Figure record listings
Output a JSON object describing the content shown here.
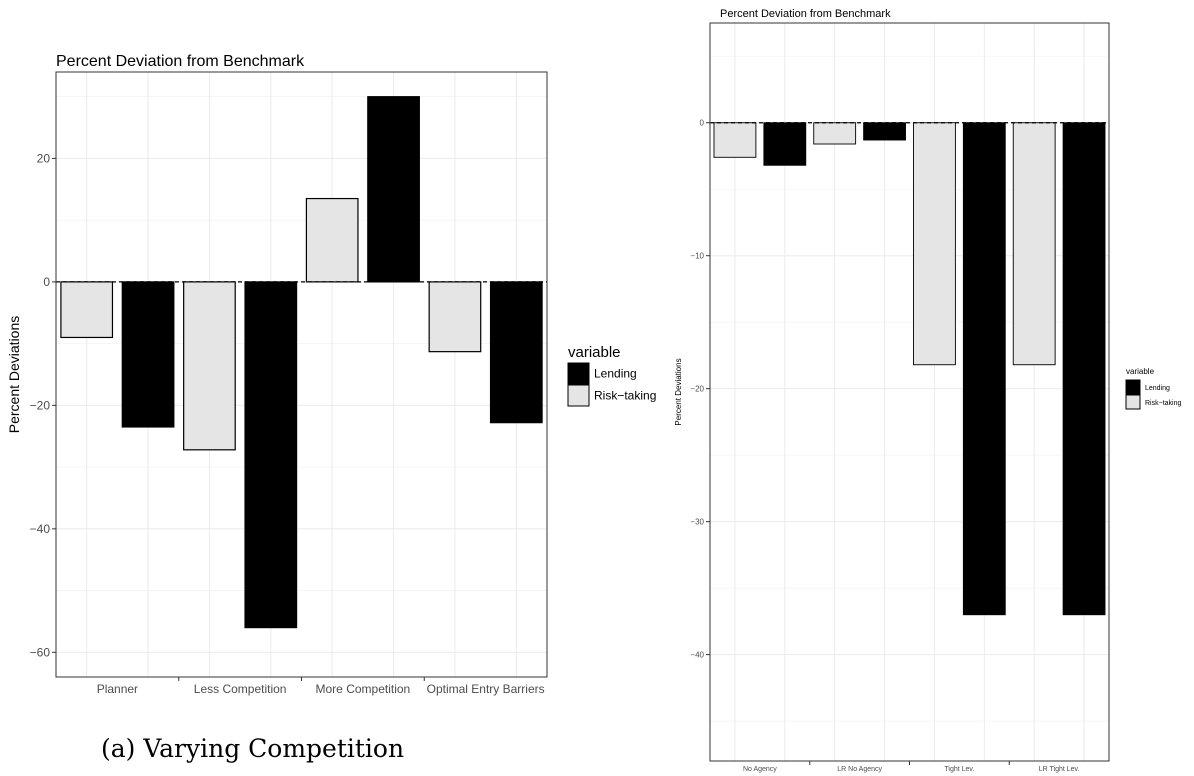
{
  "chart_data": [
    {
      "type": "bar",
      "title": "Percent Deviation from Benchmark",
      "ylabel": "Percent Deviations",
      "xlabel": "",
      "ylim": [
        -64,
        34
      ],
      "yticks": [
        20,
        0,
        -20,
        -40,
        -60
      ],
      "categories": [
        "Planner",
        "Less Competition",
        "More Competition",
        "Optimal Entry Barriers"
      ],
      "series": [
        {
          "name": "Risk−taking",
          "color": "#e5e5e5",
          "values": [
            -9,
            -27.2,
            13.5,
            -11.3
          ]
        },
        {
          "name": "Lending",
          "color": "#000000",
          "values": [
            -23.5,
            -56,
            30,
            -22.8
          ]
        }
      ],
      "legend": {
        "title": "variable",
        "items": [
          "Lending",
          "Risk−taking"
        ],
        "placement": "right"
      },
      "grid": true,
      "caption": "(a) Varying Competition"
    },
    {
      "type": "bar",
      "title": "Percent Deviation from Benchmark",
      "ylabel": "Percent Deviations",
      "xlabel": "",
      "ylim": [
        -48,
        7.5
      ],
      "yticks": [
        0,
        -10,
        -20,
        -30,
        -40
      ],
      "categories": [
        "No Agency",
        "LR No Agency",
        "Tight Lev.",
        "LR Tight Lev."
      ],
      "series": [
        {
          "name": "Risk−taking",
          "color": "#e5e5e5",
          "values": [
            -2.6,
            -1.6,
            -18.2,
            -18.2
          ]
        },
        {
          "name": "Lending",
          "color": "#000000",
          "values": [
            -3.2,
            -1.3,
            -37,
            -37
          ]
        }
      ],
      "legend": {
        "title": "variable",
        "items": [
          "Lending",
          "Risk−taking"
        ],
        "placement": "right"
      },
      "grid": true
    }
  ]
}
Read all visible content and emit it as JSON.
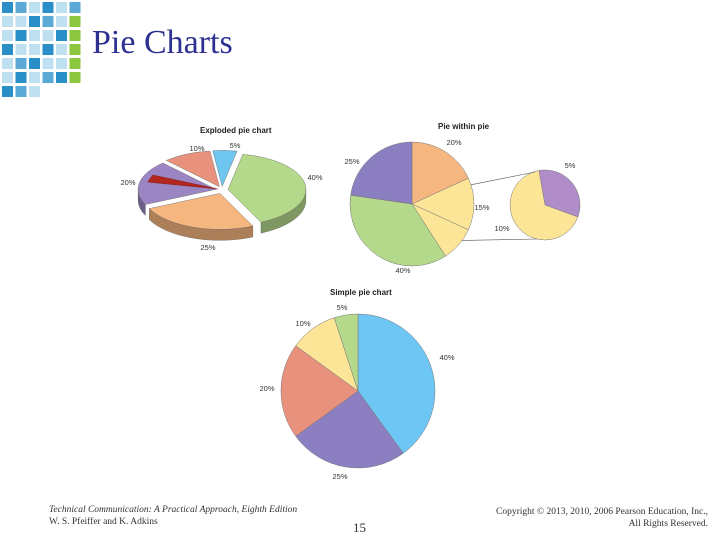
{
  "slide": {
    "title": "Pie Charts",
    "footer_book": "Technical Communication: A Practical Approach, Eighth Edition",
    "footer_authors": "W. S. Pfeiffer and K. Adkins",
    "page_number": "15",
    "copyright_line1": "Copyright © 2013, 2010, 2006 Pearson Education, Inc.,",
    "copyright_line2": "All Rights Reserved."
  },
  "colors": {
    "title": "#2e3192",
    "deco_blue_dark": "#2b8fc7",
    "deco_blue_light": "#bfe0f1",
    "deco_green": "#8cc63f"
  },
  "chart_data": [
    {
      "type": "pie",
      "title": "Exploded pie chart",
      "labels": [
        "5%",
        "40%",
        "25%",
        "20%",
        "10%"
      ],
      "values": [
        5,
        40,
        25,
        20,
        10
      ],
      "colors": [
        "#6ec6f0",
        "#b5d98a",
        "#f6b67f",
        "#9b85c3",
        "#e8927e"
      ],
      "exploded": true
    },
    {
      "type": "pie",
      "title": "Pie within pie",
      "labels": [
        "20%",
        "15%",
        "10%",
        "40%",
        "25%"
      ],
      "values": [
        20,
        15,
        10,
        40,
        25
      ],
      "colors": [
        "#f6b67f",
        "#fde597",
        "#fde597",
        "#b5d98a",
        "#8b7fc2"
      ],
      "detail": {
        "labels": [
          "5%",
          "10%"
        ],
        "values": [
          5,
          10
        ],
        "colors": [
          "#b08cc8",
          "#fde597"
        ]
      }
    },
    {
      "type": "pie",
      "title": "Simple pie chart",
      "labels": [
        "40%",
        "25%",
        "20%",
        "10%",
        "5%"
      ],
      "values": [
        40,
        25,
        20,
        10,
        5
      ],
      "colors": [
        "#6ec6f5",
        "#8b7fc2",
        "#e8927e",
        "#fde597",
        "#b5d98a"
      ]
    }
  ]
}
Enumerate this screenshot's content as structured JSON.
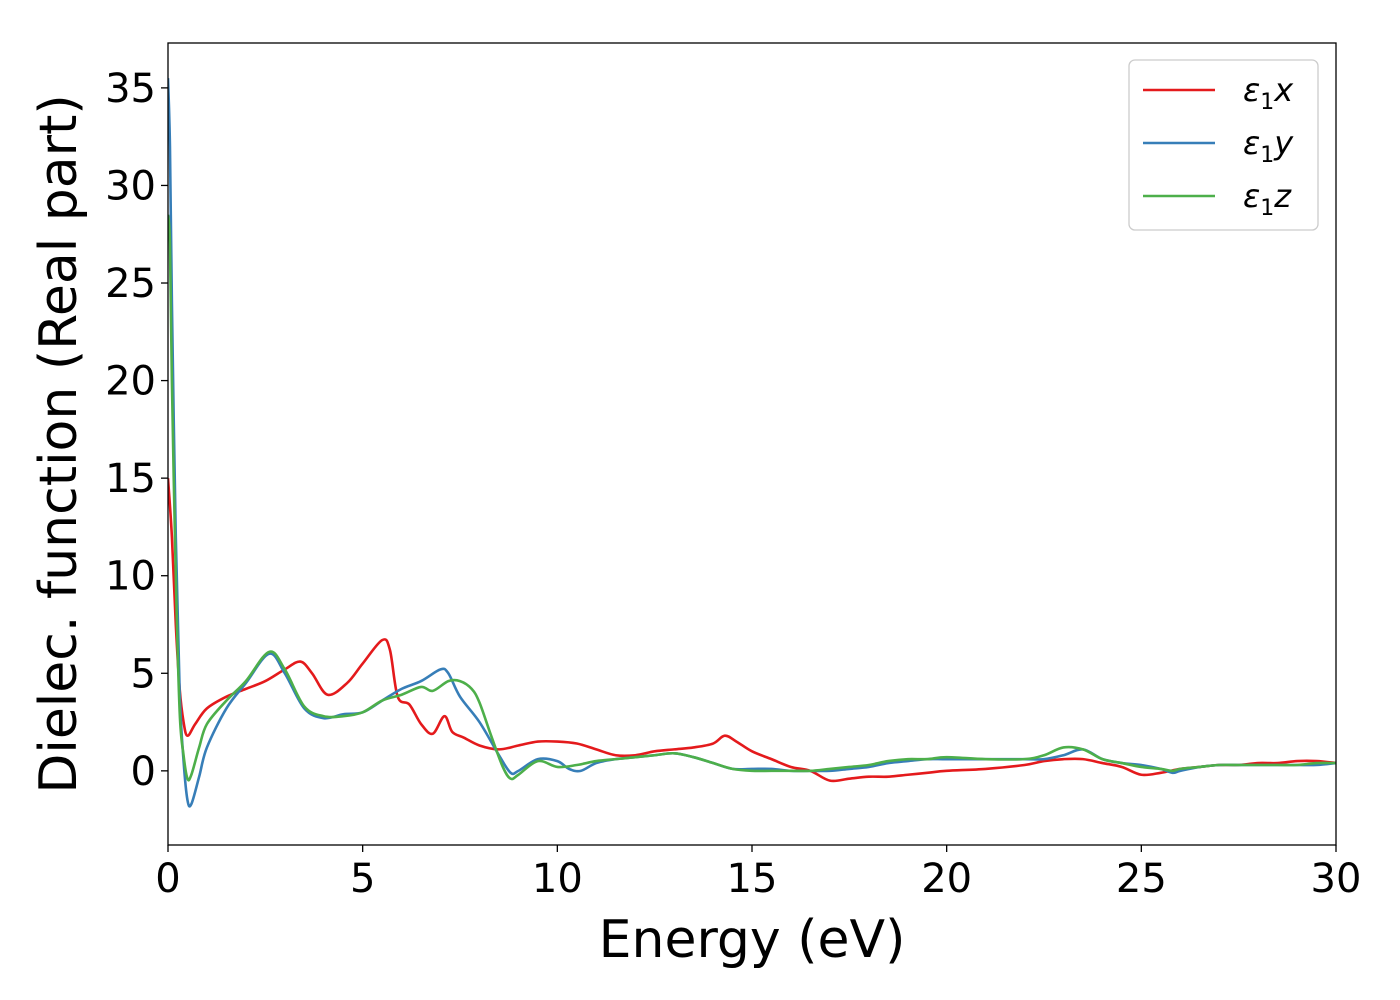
{
  "chart_data": {
    "type": "line",
    "title": "",
    "xlabel": "Energy (eV)",
    "ylabel": "Dielec. function (Real part)",
    "xlim": [
      0,
      30
    ],
    "ylim": [
      -3.8,
      37.3
    ],
    "xticks": [
      0,
      5,
      10,
      15,
      20,
      25,
      30
    ],
    "yticks": [
      0,
      5,
      10,
      15,
      20,
      25,
      30,
      35
    ],
    "grid": false,
    "legend_position": "top-right",
    "series": [
      {
        "name": "ε₁x",
        "legend_main": "ε",
        "legend_sub": "1",
        "legend_suffix": "x",
        "color": "#e41a1c",
        "x": [
          0,
          0.1,
          0.2,
          0.3,
          0.4,
          0.5,
          0.7,
          1.0,
          1.5,
          2.0,
          2.5,
          3.0,
          3.4,
          3.7,
          4.1,
          4.6,
          5.0,
          5.5,
          5.7,
          5.9,
          6.2,
          6.5,
          6.8,
          7.1,
          7.3,
          7.6,
          8.0,
          8.5,
          9.0,
          9.5,
          10.0,
          10.5,
          11.0,
          11.5,
          12.0,
          12.5,
          13.0,
          13.5,
          14.0,
          14.3,
          14.6,
          15.0,
          15.5,
          16.0,
          16.5,
          17.0,
          17.5,
          18.0,
          18.5,
          19.0,
          19.5,
          20.0,
          21.0,
          22.0,
          22.5,
          23.0,
          23.5,
          24.0,
          24.5,
          25.0,
          25.5,
          26.0,
          26.5,
          27.0,
          27.5,
          28.0,
          28.5,
          29.0,
          29.5,
          30.0
        ],
        "values": [
          15.0,
          12.0,
          7.5,
          4.2,
          2.5,
          1.8,
          2.4,
          3.2,
          3.8,
          4.2,
          4.6,
          5.2,
          5.6,
          5.0,
          3.9,
          4.5,
          5.5,
          6.7,
          6.2,
          3.8,
          3.4,
          2.4,
          1.9,
          2.8,
          2.0,
          1.7,
          1.3,
          1.1,
          1.3,
          1.5,
          1.5,
          1.4,
          1.1,
          0.8,
          0.8,
          1.0,
          1.1,
          1.2,
          1.4,
          1.8,
          1.5,
          1.0,
          0.6,
          0.2,
          0.0,
          -0.5,
          -0.4,
          -0.3,
          -0.3,
          -0.2,
          -0.1,
          0.0,
          0.1,
          0.3,
          0.5,
          0.6,
          0.6,
          0.4,
          0.2,
          -0.2,
          -0.1,
          0.1,
          0.2,
          0.3,
          0.3,
          0.4,
          0.4,
          0.5,
          0.5,
          0.4
        ]
      },
      {
        "name": "ε₁y",
        "legend_main": "ε",
        "legend_sub": "1",
        "legend_suffix": "y",
        "color": "#377eb8",
        "x": [
          0,
          0.05,
          0.1,
          0.2,
          0.3,
          0.4,
          0.5,
          0.6,
          0.8,
          1.0,
          1.5,
          2.0,
          2.6,
          3.0,
          3.5,
          4.0,
          4.5,
          5.0,
          5.5,
          6.0,
          6.5,
          7.0,
          7.2,
          7.5,
          8.0,
          8.5,
          8.8,
          9.0,
          9.5,
          10.0,
          10.3,
          10.6,
          11.0,
          11.5,
          12.0,
          12.5,
          13.0,
          13.5,
          14.0,
          14.5,
          15.0,
          15.5,
          16.0,
          16.5,
          17.0,
          17.5,
          18.0,
          18.5,
          19.0,
          19.5,
          20.0,
          21.0,
          22.0,
          22.5,
          23.0,
          23.5,
          24.0,
          24.5,
          25.0,
          25.5,
          25.8,
          26.0,
          26.5,
          27.0,
          27.5,
          28.0,
          28.5,
          29.0,
          29.5,
          30.0
        ],
        "values": [
          35.5,
          32.0,
          24.0,
          12.0,
          4.0,
          0.5,
          -1.5,
          -1.7,
          -0.3,
          1.2,
          3.2,
          4.5,
          6.0,
          5.0,
          3.2,
          2.7,
          2.9,
          3.0,
          3.6,
          4.2,
          4.6,
          5.2,
          5.0,
          3.8,
          2.5,
          0.8,
          -0.1,
          0.0,
          0.6,
          0.5,
          0.1,
          0.0,
          0.4,
          0.6,
          0.7,
          0.8,
          0.9,
          0.7,
          0.4,
          0.1,
          0.1,
          0.1,
          0.0,
          0.0,
          0.0,
          0.1,
          0.2,
          0.4,
          0.5,
          0.6,
          0.6,
          0.6,
          0.6,
          0.6,
          0.8,
          1.1,
          0.6,
          0.4,
          0.3,
          0.1,
          -0.1,
          0.0,
          0.2,
          0.3,
          0.3,
          0.3,
          0.3,
          0.3,
          0.3,
          0.4
        ]
      },
      {
        "name": "ε₁z",
        "legend_main": "ε",
        "legend_sub": "1",
        "legend_suffix": "z",
        "color": "#4daf4a",
        "x": [
          0,
          0.05,
          0.1,
          0.2,
          0.3,
          0.4,
          0.5,
          0.6,
          0.8,
          1.0,
          1.5,
          2.0,
          2.6,
          3.0,
          3.5,
          4.0,
          4.5,
          5.0,
          5.5,
          6.0,
          6.5,
          6.8,
          7.2,
          7.5,
          7.8,
          8.0,
          8.3,
          8.6,
          8.8,
          9.0,
          9.5,
          10.0,
          10.5,
          11.0,
          11.5,
          12.0,
          12.5,
          13.0,
          13.5,
          14.0,
          14.5,
          15.0,
          15.5,
          16.0,
          16.5,
          17.0,
          17.5,
          18.0,
          18.5,
          19.0,
          19.5,
          20.0,
          21.0,
          22.0,
          22.5,
          23.0,
          23.5,
          24.0,
          24.5,
          25.0,
          25.5,
          25.8,
          26.0,
          26.5,
          27.0,
          27.5,
          28.0,
          28.5,
          29.0,
          29.5,
          30.0
        ],
        "values": [
          28.5,
          27.0,
          20.0,
          10.0,
          3.0,
          0.8,
          -0.4,
          -0.2,
          1.2,
          2.4,
          3.6,
          4.6,
          6.1,
          5.2,
          3.3,
          2.8,
          2.8,
          3.0,
          3.6,
          3.9,
          4.3,
          4.1,
          4.6,
          4.6,
          4.2,
          3.5,
          1.8,
          0.2,
          -0.4,
          -0.2,
          0.5,
          0.2,
          0.3,
          0.5,
          0.6,
          0.7,
          0.8,
          0.9,
          0.7,
          0.4,
          0.1,
          0.0,
          0.0,
          0.0,
          0.0,
          0.1,
          0.2,
          0.3,
          0.5,
          0.6,
          0.6,
          0.7,
          0.6,
          0.6,
          0.8,
          1.2,
          1.1,
          0.6,
          0.4,
          0.2,
          0.1,
          0.0,
          0.1,
          0.2,
          0.3,
          0.3,
          0.3,
          0.3,
          0.3,
          0.4,
          0.4
        ]
      }
    ]
  }
}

- PROBLEM DESCRIPTION -
Copy all the lines above that hold the string "name".

- RESULT OF THIS TASK -
          "name": "Risk−taking",
          "name": "Lending",
          "name": "Risk−taking",
          "name": "Lending",
        "name": "ε₁x",
        "name": "ε₁y",
        "name": "ε₁z",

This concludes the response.